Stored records

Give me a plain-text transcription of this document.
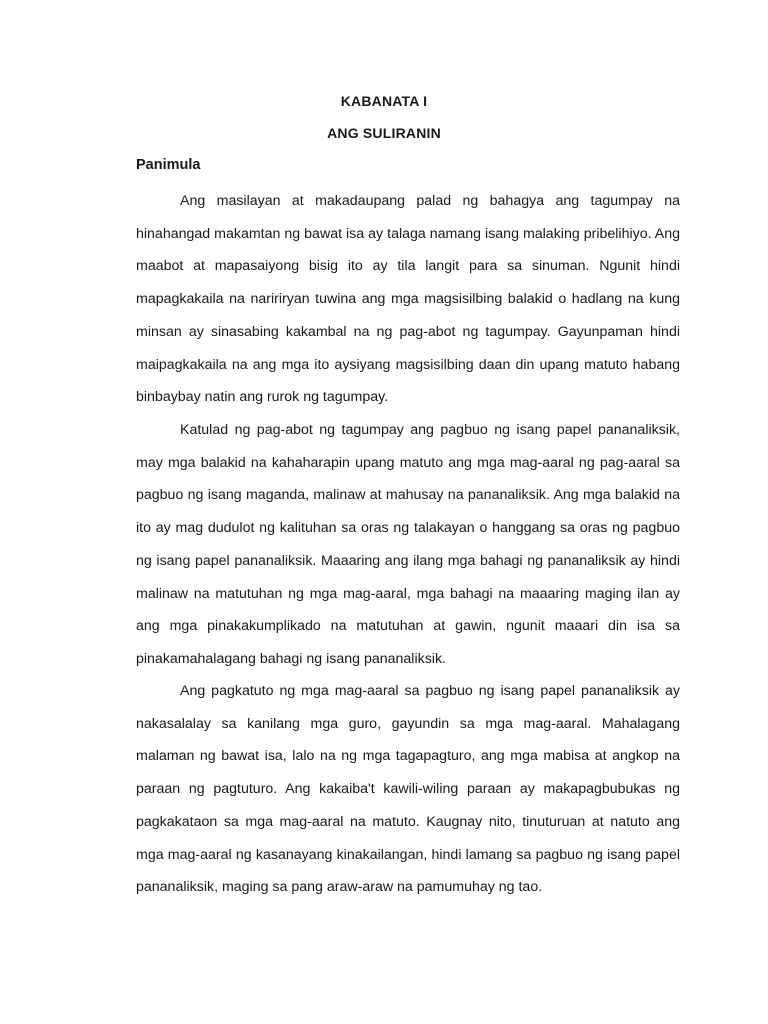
KABANATA I
ANG SULIRANIN
Panimula

Ang masilayan at makadaupang palad ng bahagya ang tagumpay na hinahangad makamtan ng bawat isa ay talaga namang isang malaking pribelihiyo. Ang maabot at mapasaiyong bisig ito ay tila langit para sa sinuman. Ngunit hindi mapagkakaila na naririryan tuwina ang mga magsisilbing balakid o hadlang na kung minsan ay sinasabing kakambal na ng pag-abot ng tagumpay. Gayunpaman hindi maipagkakaila na ang mga ito aysiyang magsisilbing daan din upang matuto habang binbaybay natin ang rurok ng tagumpay.

Katulad ng pag-abot ng tagumpay ang pagbuo ng isang papel pananaliksik, may mga balakid na kahaharapin upang matuto ang mga mag-aaral ng pag-aaral sa pagbuo ng isang maganda, malinaw at mahusay na pananaliksik. Ang mga balakid na ito ay mag dudulot ng kalituhan sa oras ng talakayan o hanggang sa oras ng pagbuo ng isang papel pananaliksik. Maaaring ang ilang mga bahagi ng pananaliksik ay hindi malinaw na matutuhan ng mga mag-aaral, mga bahagi na maaaring maging ilan ay ang mga pinakakumplikado na matutuhan at gawin, ngunit maaari din isa sa pinakamahalagang bahagi ng isang pananaliksik.

Ang pagkatuto ng mga mag-aaral sa pagbuo ng isang papel pananaliksik ay nakasalalay sa kanilang mga guro, gayundin sa mga mag-aaral. Mahalagang malaman ng bawat isa, lalo na ng mga tagapagturo, ang mga mabisa at angkop na paraan ng pagtuturo. Ang kakaiba't kawili-wiling paraan ay makapagbubukas ng pagkakataon sa mga mag-aaral na matuto. Kaugnay nito, tinuturuan at natuto ang mga mag-aaral ng kasanayang kinakailangan, hindi lamang sa pagbuo ng isang papel pananaliksik, maging sa pang araw-araw na pamumuhay ng tao.
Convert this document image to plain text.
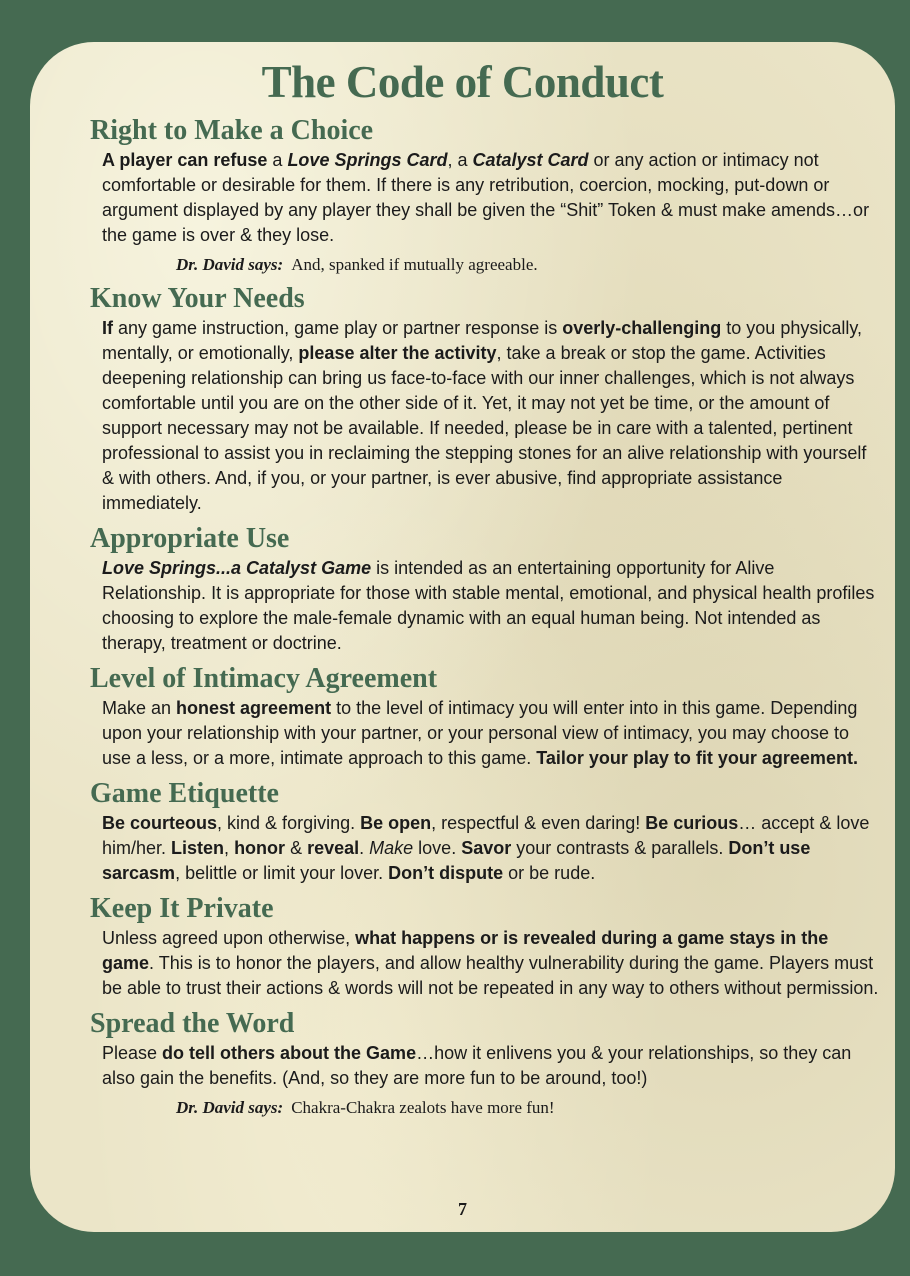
The Code of Conduct
Right to Make a Choice

A player can refuse a Love Springs Card, a Catalyst Card or any action or intimacy not comfortable or desirable for them. If there is any retribution, coercion, mocking, put-down or argument displayed by any player they shall be given the “Shit” Token & must make amends…or the game is over & they lose.

Dr. David says: And, spanked if mutually agreeable.
Know Your Needs

If any game instruction, game play or partner response is overly-challenging to you physically, mentally, or emotionally, please alter the activity, take a break or stop the game. Activities deepening relationship can bring us face-to-face with our inner challenges, which is not always comfortable until you are on the other side of it. Yet, it may not yet be time, or the amount of support necessary may not be available. If needed, please be in care with a talented, pertinent professional to assist you in reclaiming the stepping stones for an alive relationship with yourself & with others. And, if you, or your partner, is ever abusive, find appropriate assistance immediately.

Appropriate Use

Love Springs...a Catalyst Game is intended as an entertaining opportunity for Alive Relationship. It is appropriate for those with stable mental, emotional, and physical health profiles choosing to explore the male-female dynamic with an equal human being. Not intended as therapy, treatment or doctrine.

Level of Intimacy Agreement

Make an honest agreement to the level of intimacy you will enter into in this game. Depending upon your relationship with your partner, or your personal view of intimacy, you may choose to use a less, or a more, intimate approach to this game. Tailor your play to fit your agreement.

Game Etiquette

Be courteous, kind & forgiving. Be open, respectful & even daring! Be curious… accept & love him/her. Listen, honor & reveal. Make love. Savor your contrasts & parallels. Don’t use sarcasm, belittle or limit your lover. Don’t dispute or be rude.

Keep It Private

Unless agreed upon otherwise, what happens or is revealed during a game stays in the game. This is to honor the players, and allow healthy vulnerability during the game. Players must be able to trust their actions & words will not be repeated in any way to others without permission.

Spread the Word

Please do tell others about the Game…how it enlivens you & your relationships, so they can also gain the benefits. (And, so they are more fun to be around, too!)

Dr. David says: Chakra-Chakra zealots have more fun!
7
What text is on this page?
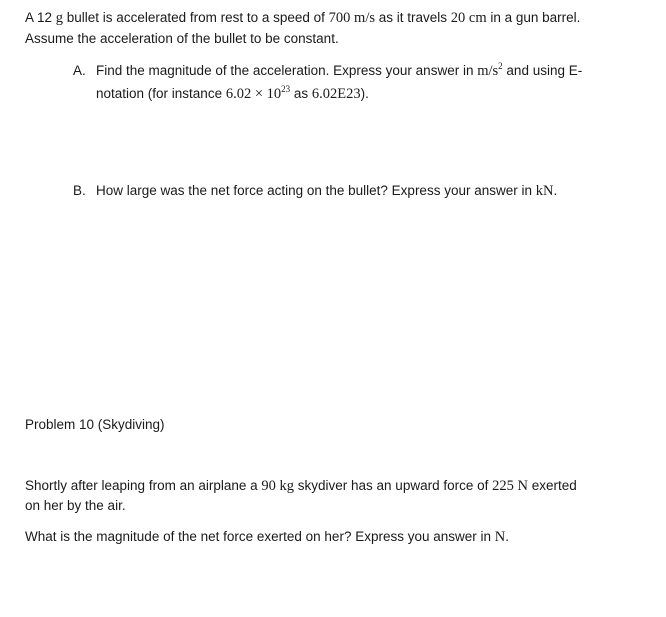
A 12 g bullet is accelerated from rest to a speed of 700 m/s as it travels 20 cm in a gun barrel.
Assume the acceleration of the bullet to be constant.
A. Find the magnitude of the acceleration. Express your answer in $m/s^2$ and using E-
notation (for instance $6.02 \times 10^{23}$ as 6.02E23).
B. How large was the net force acting on the bullet? Express your answer in kN.
Problem 10 (Skydiving)
Shortly after leaping from an airplane a 90 kg skydiver has an upward force of 225 N exerted
on her by the air.
What is the magnitude of the net force exerted on her? Express you answer in N.
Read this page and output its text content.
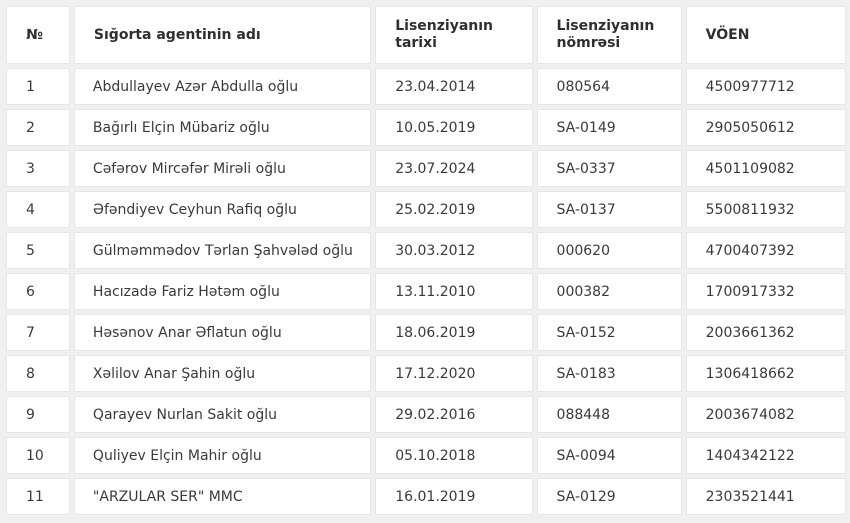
№	Sığorta agentinin adı	Lisenziyanın tarixi	Lisenziyanın nömrəsi	VÖEN
1	Abdullayev Azər Abdulla oğlu	23.04.2014	080564	4500977712
2	Bağırlı Elçin Mübariz oğlu	10.05.2019	SA-0149	2905050612
3	Cəfərov Mircəfər Mirəli oğlu	23.07.2024	SA-0337	4501109082
4	Əfəndiyev Ceyhun Rafiq oğlu	25.02.2019	SA-0137	5500811932
5	Gülməmmədov Tərlan Şahvələd oğlu	30.03.2012	000620	4700407392
6	Hacızadə Fariz Hətəm oğlu	13.11.2010	000382	1700917332
7	Həsənov Anar Əflatun oğlu	18.06.2019	SA-0152	2003661362
8	Xəlilov Anar Şahin oğlu	17.12.2020	SA-0183	1306418662
9	Qarayev Nurlan Sakit oğlu	29.02.2016	088448	2003674082
10	Quliyev Elçin Mahir oğlu	05.10.2018	SA-0094	1404342122
11	"ARZULAR SER" MMC	16.01.2019	SA-0129	2303521441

*Directive*. What is the number of lines in the records that contain the word "says"? Answer with the number and nothing else.

*Response to the task*. 2